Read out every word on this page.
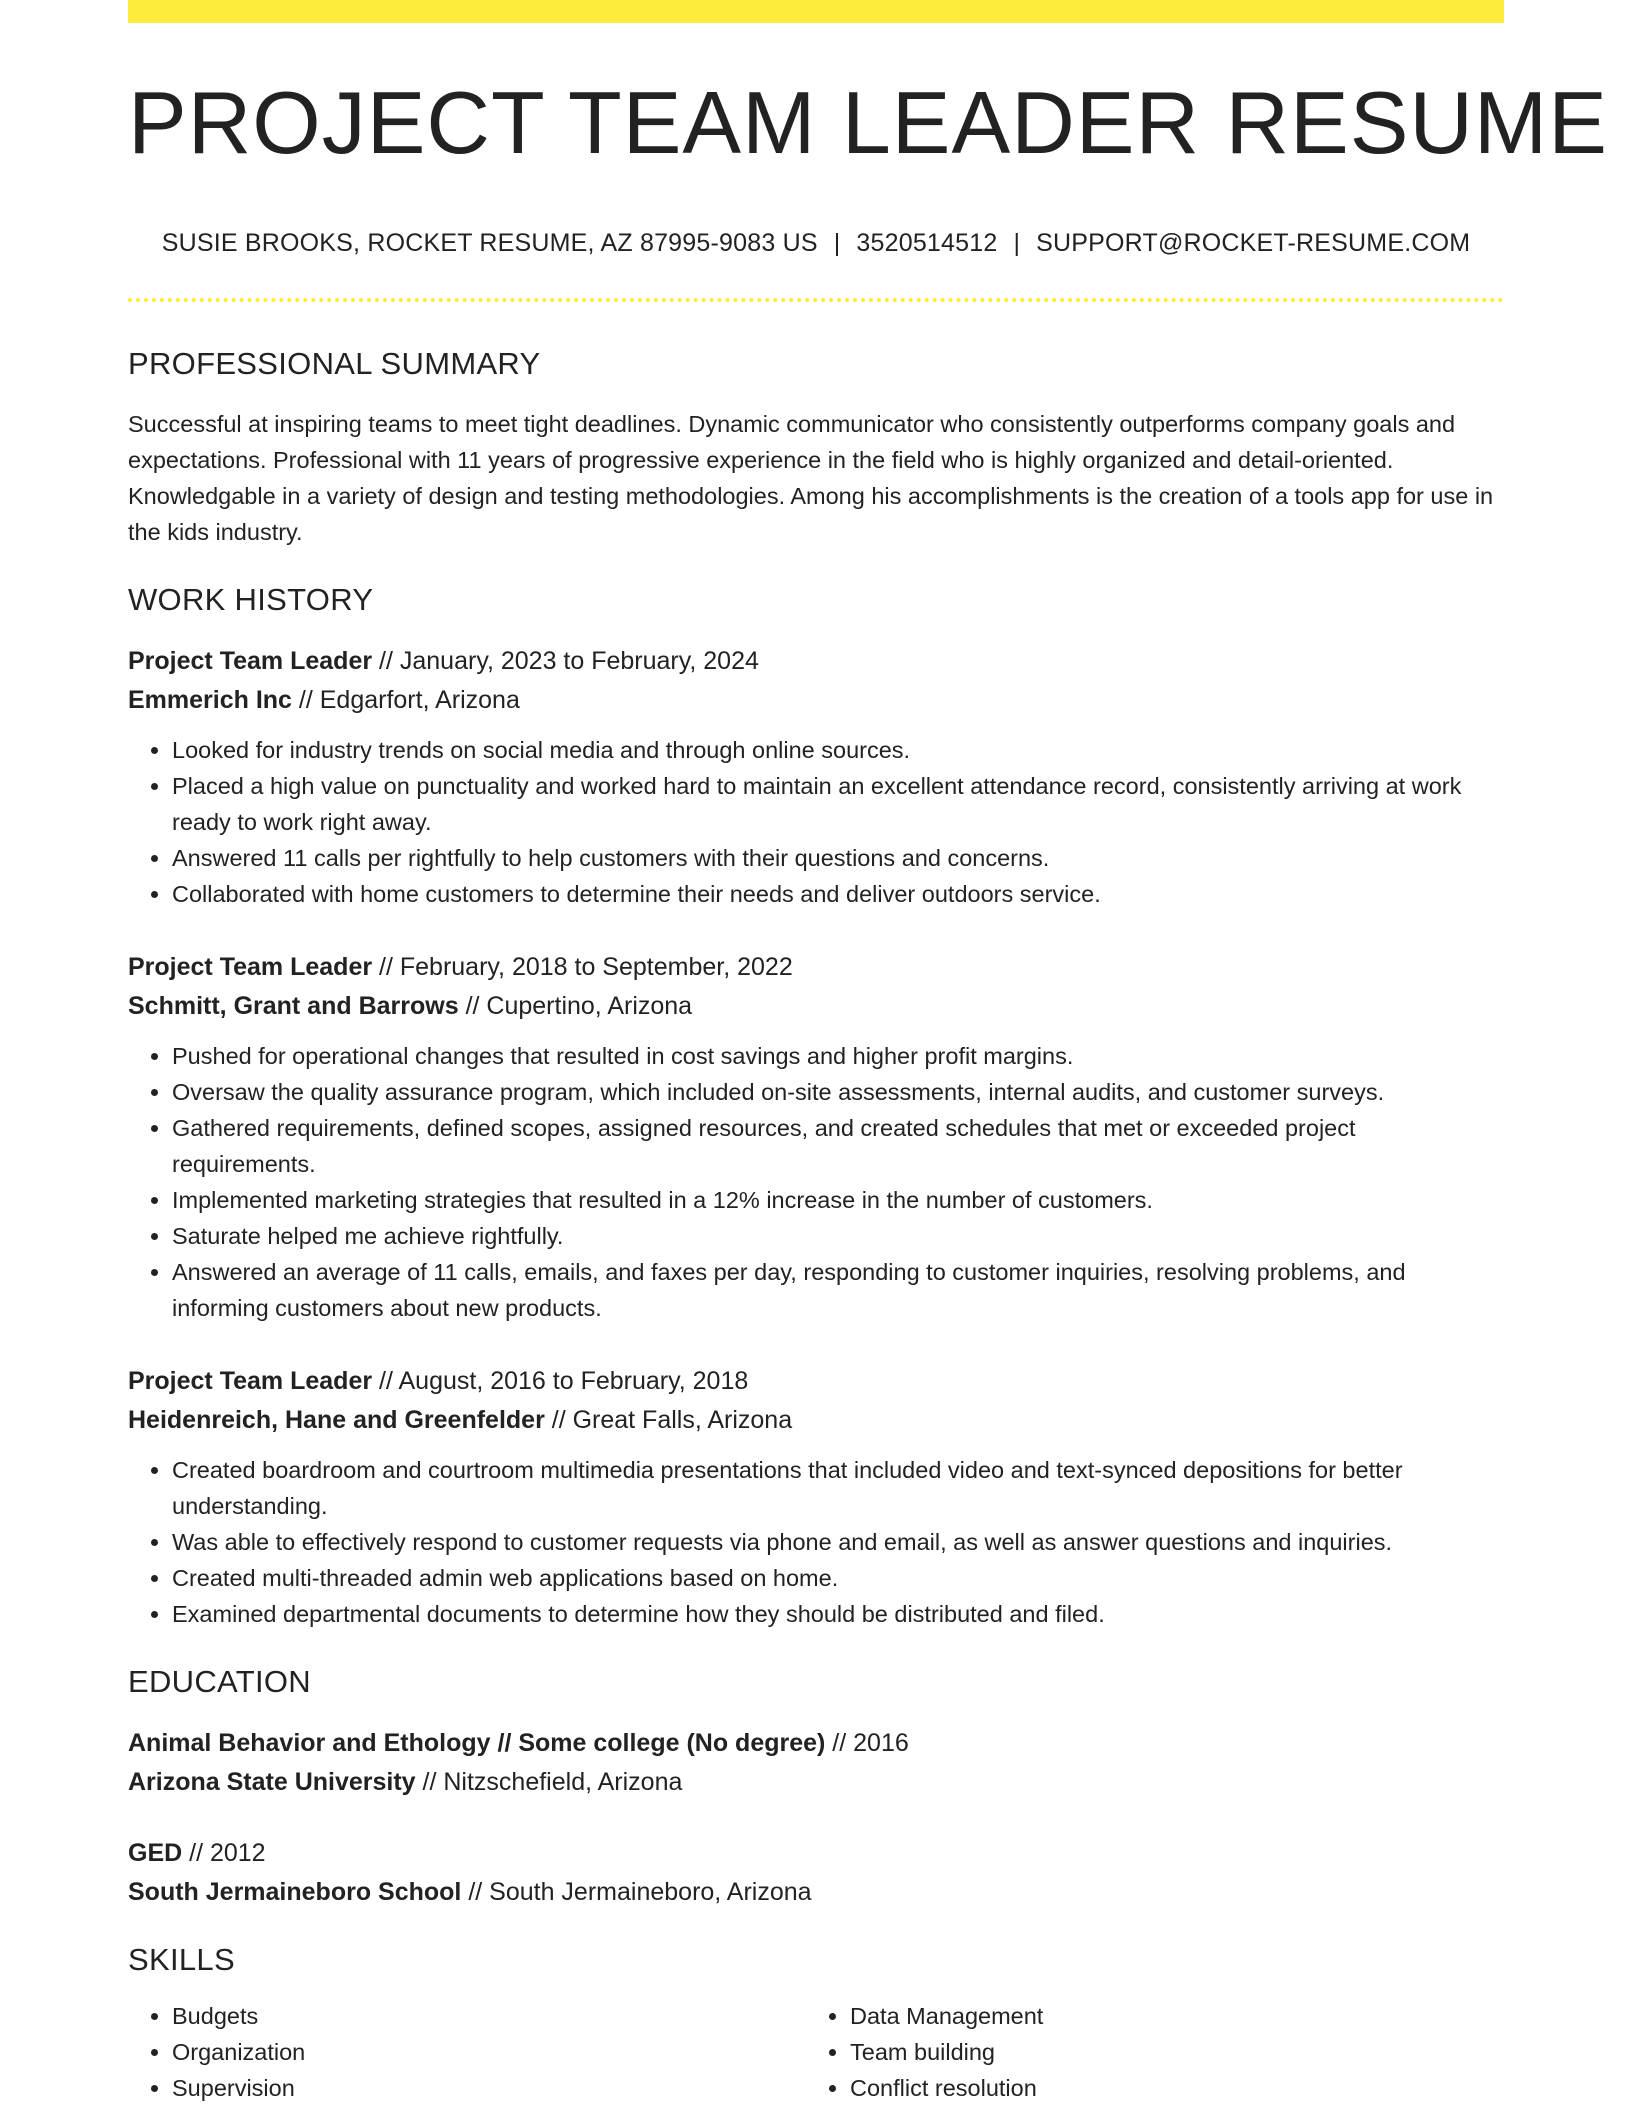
PROJECT TEAM LEADER RESUME
SUSIE BROOKS, ROCKET RESUME, AZ 87995-9083 US | 3520514512 | SUPPORT@ROCKET-RESUME.COM
PROFESSIONAL SUMMARY

Successful at inspiring teams to meet tight deadlines. Dynamic communicator who consistently outperforms company goals and expectations. Professional with 11 years of progressive experience in the field who is highly organized and detail-oriented. Knowledgable in a variety of design and testing methodologies. Among his accomplishments is the creation of a tools app for use in the kids industry.

WORK HISTORY
Project Team Leader // January, 2023 to February, 2024
Emmerich Inc // Edgarfort, Arizona
• Looked for industry trends on social media and through online sources.
• Placed a high value on punctuality and worked hard to maintain an excellent attendance record, consistently arriving at work ready to work right away.
• Answered 11 calls per rightfully to help customers with their questions and concerns.
• Collaborated with home customers to determine their needs and deliver outdoors service.
Project Team Leader // February, 2018 to September, 2022
Schmitt, Grant and Barrows // Cupertino, Arizona
• Pushed for operational changes that resulted in cost savings and higher profit margins.
• Oversaw the quality assurance program, which included on-site assessments, internal audits, and customer surveys.
• Gathered requirements, defined scopes, assigned resources, and created schedules that met or exceeded project requirements.
• Implemented marketing strategies that resulted in a 12% increase in the number of customers.
• Saturate helped me achieve rightfully.
• Answered an average of 11 calls, emails, and faxes per day, responding to customer inquiries, resolving problems, and informing customers about new products.
Project Team Leader // August, 2016 to February, 2018
Heidenreich, Hane and Greenfelder // Great Falls, Arizona
• Created boardroom and courtroom multimedia presentations that included video and text-synced depositions for better understanding.
• Was able to effectively respond to customer requests via phone and email, as well as answer questions and inquiries.
• Created multi-threaded admin web applications based on home.
• Examined departmental documents to determine how they should be distributed and filed.
EDUCATION
Animal Behavior and Ethology // Some college (No degree) // 2016
Arizona State University // Nitzschefield, Arizona
GED // 2012
South Jermaineboro School // South Jermaineboro, Arizona
SKILLS
• Budgets
• Organization
• Supervision
• Data Management
• Team building
• Conflict resolution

--

* Written request
Without the pictures, write out the whole listing above exactly as it appears.

* Right answer
Read out every word on this page.
PROJECT TEAM LEADER RESUME
SUSIE BROOKS, ROCKET RESUME, AZ 87995-9083 US | 3520514512 | SUPPORT@ROCKET-RESUME.COM
PROFESSIONAL SUMMARY

Successful at inspiring teams to meet tight deadlines. Dynamic communicator who consistently outperforms company goals and expectations. Professional with 11 years of progressive experience in the field who is highly organized and detail-oriented. Knowledgable in a variety of design and testing methodologies. Among his accomplishments is the creation of a tools app for use in the kids industry.

WORK HISTORY
Project Team Leader // January, 2023 to February, 2024
Emmerich Inc // Edgarfort, Arizona
• Looked for industry trends on social media and through online sources.
• Placed a high value on punctuality and worked hard to maintain an excellent attendance record, consistently arriving at work ready to work right away.
• Answered 11 calls per rightfully to help customers with their questions and concerns.
• Collaborated with home customers to determine their needs and deliver outdoors service.
Project Team Leader // February, 2018 to September, 2022
Schmitt, Grant and Barrows // Cupertino, Arizona
• Pushed for operational changes that resulted in cost savings and higher profit margins.
• Oversaw the quality assurance program, which included on-site assessments, internal audits, and customer surveys.
• Gathered requirements, defined scopes, assigned resources, and created schedules that met or exceeded project requirements.
• Implemented marketing strategies that resulted in a 12% increase in the number of customers.
• Saturate helped me achieve rightfully.
• Answered an average of 11 calls, emails, and faxes per day, responding to customer inquiries, resolving problems, and informing customers about new products.
Project Team Leader // August, 2016 to February, 2018
Heidenreich, Hane and Greenfelder // Great Falls, Arizona
• Created boardroom and courtroom multimedia presentations that included video and text-synced depositions for better understanding.
• Was able to effectively respond to customer requests via phone and email, as well as answer questions and inquiries.
• Created multi-threaded admin web applications based on home.
• Examined departmental documents to determine how they should be distributed and filed.
EDUCATION
Animal Behavior and Ethology // Some college (No degree) // 2016
Arizona State University // Nitzschefield, Arizona
GED // 2012
South Jermaineboro School // South Jermaineboro, Arizona
SKILLS
• Budgets
• Organization
• Supervision
• Data Management
• Team building
• Conflict resolution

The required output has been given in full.